Collect from the data below each line with "discrete".

··· Records for the exercise ···

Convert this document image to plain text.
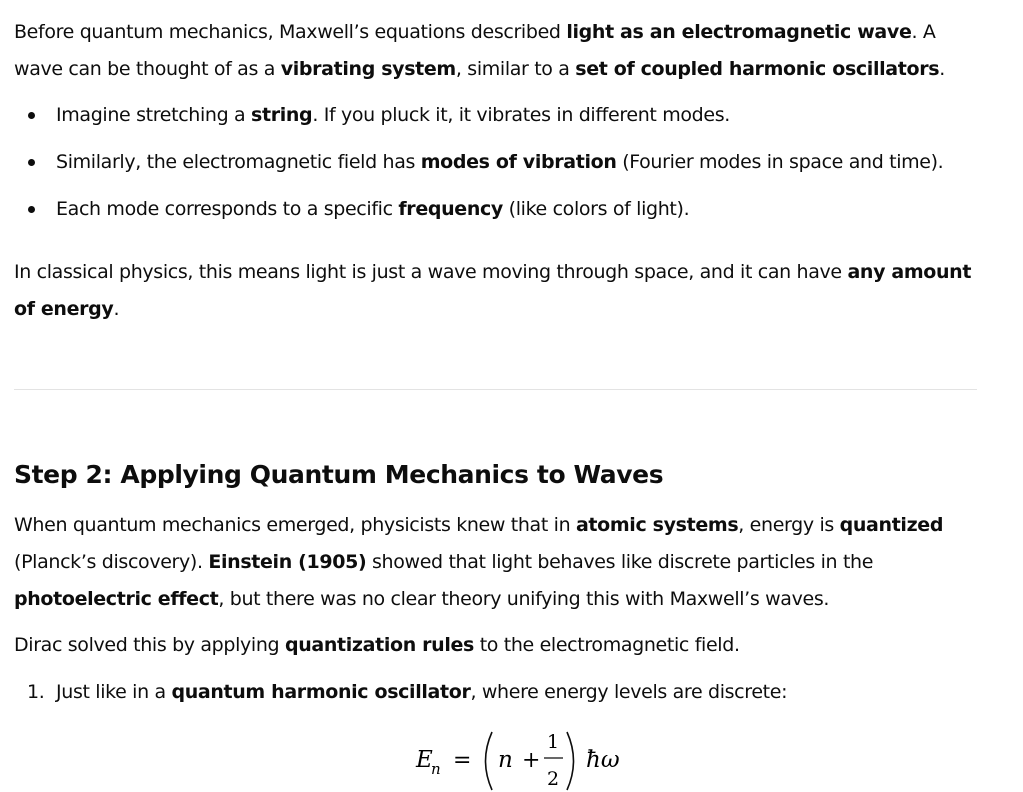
Before quantum mechanics, Maxwell’s equations described light as an electromagnetic wave. A wave can be thought of as a vibrating system, similar to a set of coupled harmonic oscillators.

Imagine stretching a string. If you pluck it, it vibrates in different modes.
Similarly, the electromagnetic field has modes of vibration (Fourier modes in space and time).
Each mode corresponds to a specific frequency (like colors of light).

In classical physics, this means light is just a wave moving through space, and it can have any amount of energy.

Step 2: Applying Quantum Mechanics to Waves

When quantum mechanics emerged, physicists knew that in atomic systems, energy is quantized (Planck’s discovery). Einstein (1905) showed that light behaves like discrete particles in the photoelectric effect, but there was no clear theory unifying this with Maxwell’s waves.

Dirac solved this by applying quantization rules to the electromagnetic field.

1. Just like in a quantum harmonic oscillator, where energy levels are discrete:
E
n = n +
1
2
ħω
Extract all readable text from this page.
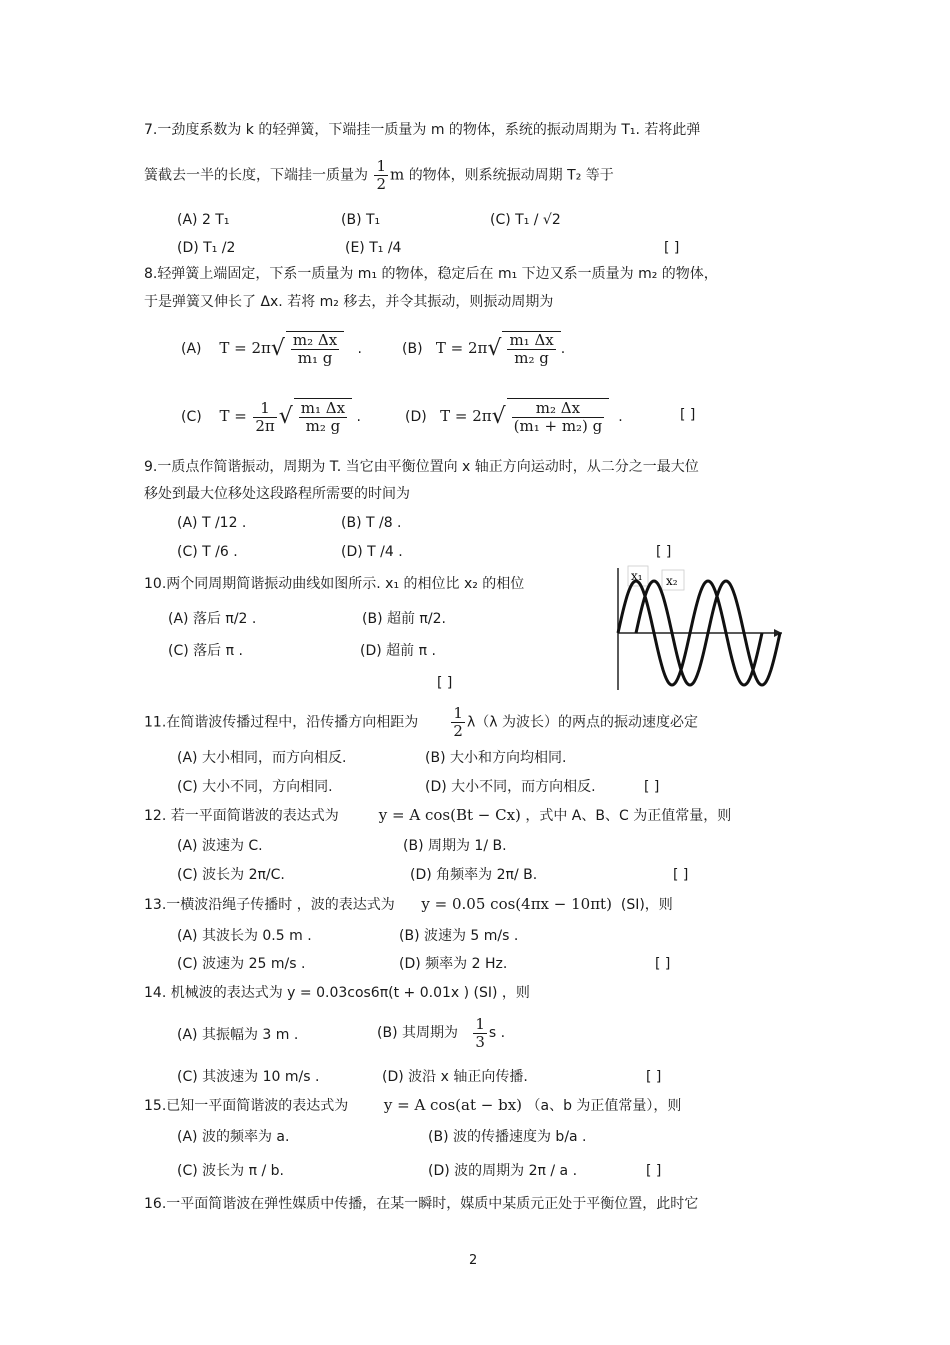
7.一劲度系数为 k 的轻弹簧，下端挂一质量为 m 的物体，系统的振动周期为 T₁. 若将此弹
簧截去一半的长度，下端挂一质量为 $\frac{1}{2}$ m 的物体，则系统振动周期 T₂ 等于
(A) 2 T₁	(B) T₁	(C) T₁ / √2
(D) T₁ /2	(E) T₁ /4	[ ]
8.轻弹簧上端固定，下系一质量为 m₁ 的物体，稳定后在 m₁ 下边又系一质量为 m₂ 的物体，
于是弹簧又伸长了 Δx. 若将 m₂ 移去，并令其振动，则振动周期为
(A) $T = 2\pi√ \frac{\text{m₂ Δx}}{\text{m₁ g}}$ .	(B) $T = 2\pi√ \frac{\text{m₁ Δx}}{\text{m₂ g}}$ .
(C) $T = \frac{1}{2\pi}$ √ $\frac{\text{m₁ Δx}}{\text{m₂ g}}$ .	(D) $T = 2\pi√ \frac{\text{m₂ Δx}}{\text{(m₁ + m₂) g}}$ .	[ ]
9.一质点作简谐振动，周期为 T. 当它由平衡位置向 x 轴正方向运动时，从二分之一最大位
移处到最大位移处这段路程所需要的时间为
(A) T /12 .	(B) T /8 .
(C) T /6 .	(D) T /4 .	[ ]
10.两个同周期简谐振动曲线如图所示. x₁ 的相位比 x₂ 的相位
(A) 落后 π/2 .	(B) 超前 π/2.
(C) 落后 π .	(D) 超前 π .
[ ]
x₁ x₂
11.在简谐波传播过程中，沿传播方向相距为 $\frac{1}{2} \lambda(\lambda$ 为波长）的两点的振动速度必定
(A) 大小相同，而方向相反.	(B) 大小和方向均相同.
(C) 大小不同，方向相同.	(D) 大小不同，而方向相反.	[ ]
12. 若一平面简谐波的表达式为	y = A cos(Bt − Cx) ，式中 A、B、C 为正值常量，则
(A) 波速为 C.	(B) 周期为 1/ B.
(C) 波长为 2π/C.	(D) 角频率为 2π/ B.	[ ]
13.一横波沿绳子传播时 ，波的表达式为 y = 0.05 cos(4πx − 10πt) (SI)，则
(A) 其波长为 0.5 m .	(B) 波速为 5 m/s .
(C) 波速为 25 m/s .	(D) 频率为 2 Hz.	[ ]
14. 机械波的表达式为 y = 0.03cos6π(t + 0.01x ) (SI) ，则
(A) 其振幅为 3 m .	(B) 其周期为 $\frac{1}{3}$ s .
(C) 其波速为 10 m/s .	(D) 波沿 x 轴正向传播.	[ ]
15.已知一平面简谐波的表达式为 y = A cos(at − bx) （a、b 为正值常量），则
(A) 波的频率为 a.	(B) 波的传播速度为 b/a .
(C) 波长为 π / b.	(D) 波的周期为 2π / a .	[ ]
16.一平面简谐波在弹性媒质中传播，在某一瞬时，媒质中某质元正处于平衡位置，此时它
2
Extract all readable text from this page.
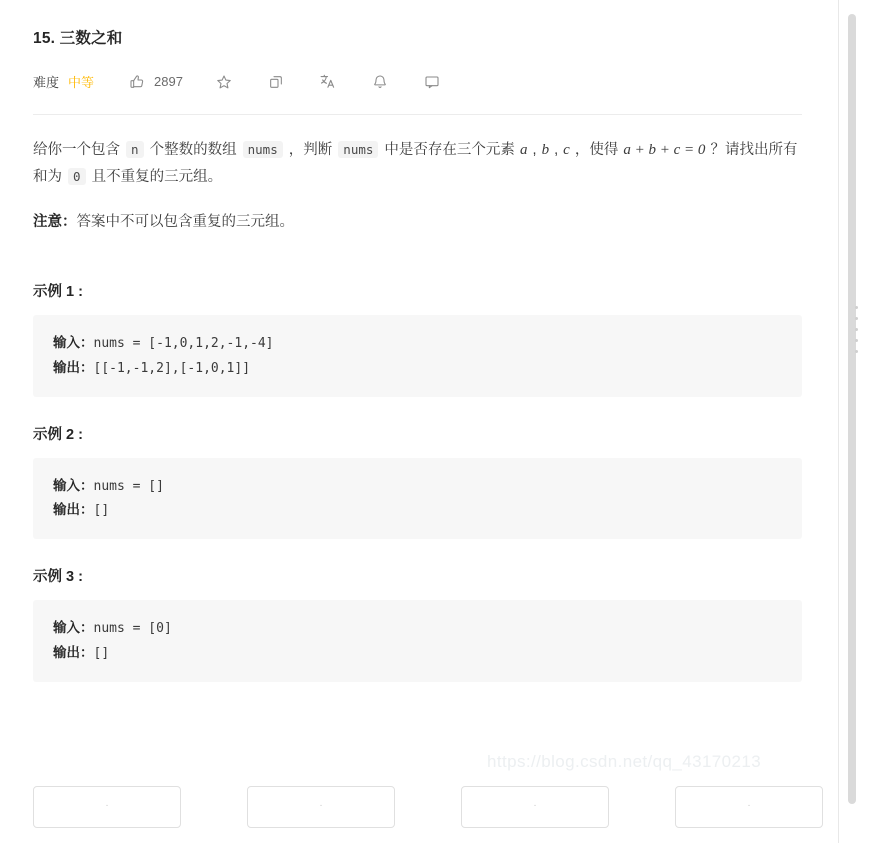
15. 三数之和
难度 中等	2897

给你一个包含 n 个整数的数组 nums ，判断 nums 中是否存在三个元素 a , b , c ，使得 a + b + c = 0 ？请找出所有和为 0 且不重复的三元组。

注意：答案中不可以包含重复的三元组。

示例 1 :
输入：nums = [-1,0,1,2,-1,-4]
输出：[[-1,-1,2],[-1,0,1]]
示例 2 :
输入：nums = []
输出：[]
示例 3 :
输入：nums = [0]
输出：[]
https://blog.csdn.net/qq_43170213
·	·	·	·
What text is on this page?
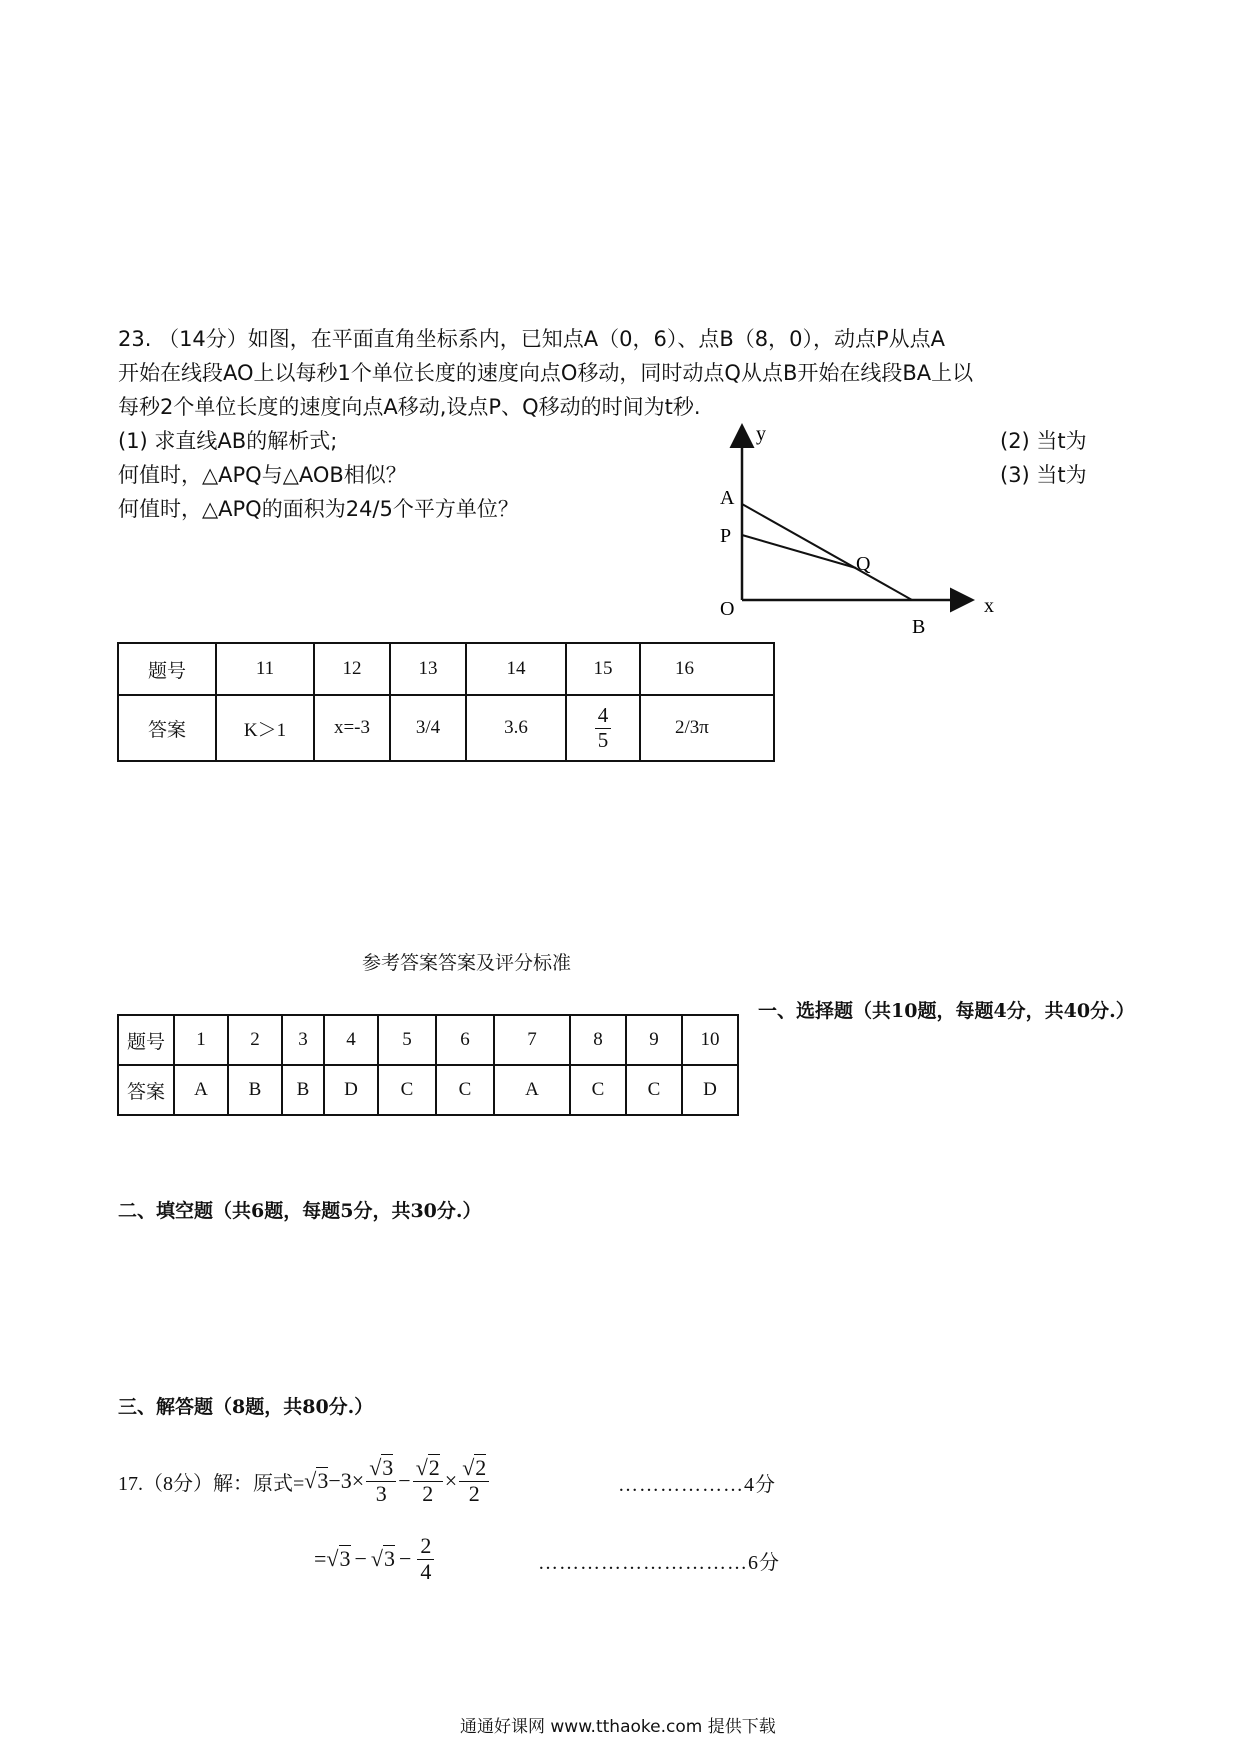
23. （14分）如图，在平面直角坐标系内，已知点A（0，6）、点B（8，0），动点P从点A
开始在线段AO上以每秒1个单位长度的速度向点O移动，同时动点Q从点B开始在线段BA上以
每秒2个单位长度的速度向点A移动,设点P、Q移动的时间为t秒.
(1) 求直线AB的解析式;	(2) 当t为
何值时，△APQ与△AOB相似？	(3) 当t为
何值时，△APQ的面积为24/5个平方单位？
y
x
A
P
Q
O
B
题号	11	12	13	14	15	16
答案	K＞1	x=-3	3/4	3.6	$\frac{4}{5}$	2/3π
参考答案答案及评分标准
一、选择题（共10题，每题4分，共40分.）
题号	1	2	3	4	5	6	7	8	9	10
答案	A	B	B	D	C	C	A	C	C	D
二、填空题（共6题，每题5分，共30分.）
三、解答题（8题，共80分.）
17.（8分）解：原式= $√3 -3\times \frac{√3}{3} - \frac{√2}{2} \times \frac{√2}{2}$	………………4分
= $√3 - √3 - \frac{2}{4}$	…………………………6分
通通好课网 www.tthaoke.com 提供下载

···

## Full response
When quantum mechanics emerged, physicists knew that in atomic systems, energy is quantized (Planck’s discovery). Einstein (1905) showed that light behaves like discrete particles in the photoelectric effect, but there was no clear theory unifying this with Maxwell’s waves.
1. Just like in a quantum harmonic oscillator, where energy levels are discrete:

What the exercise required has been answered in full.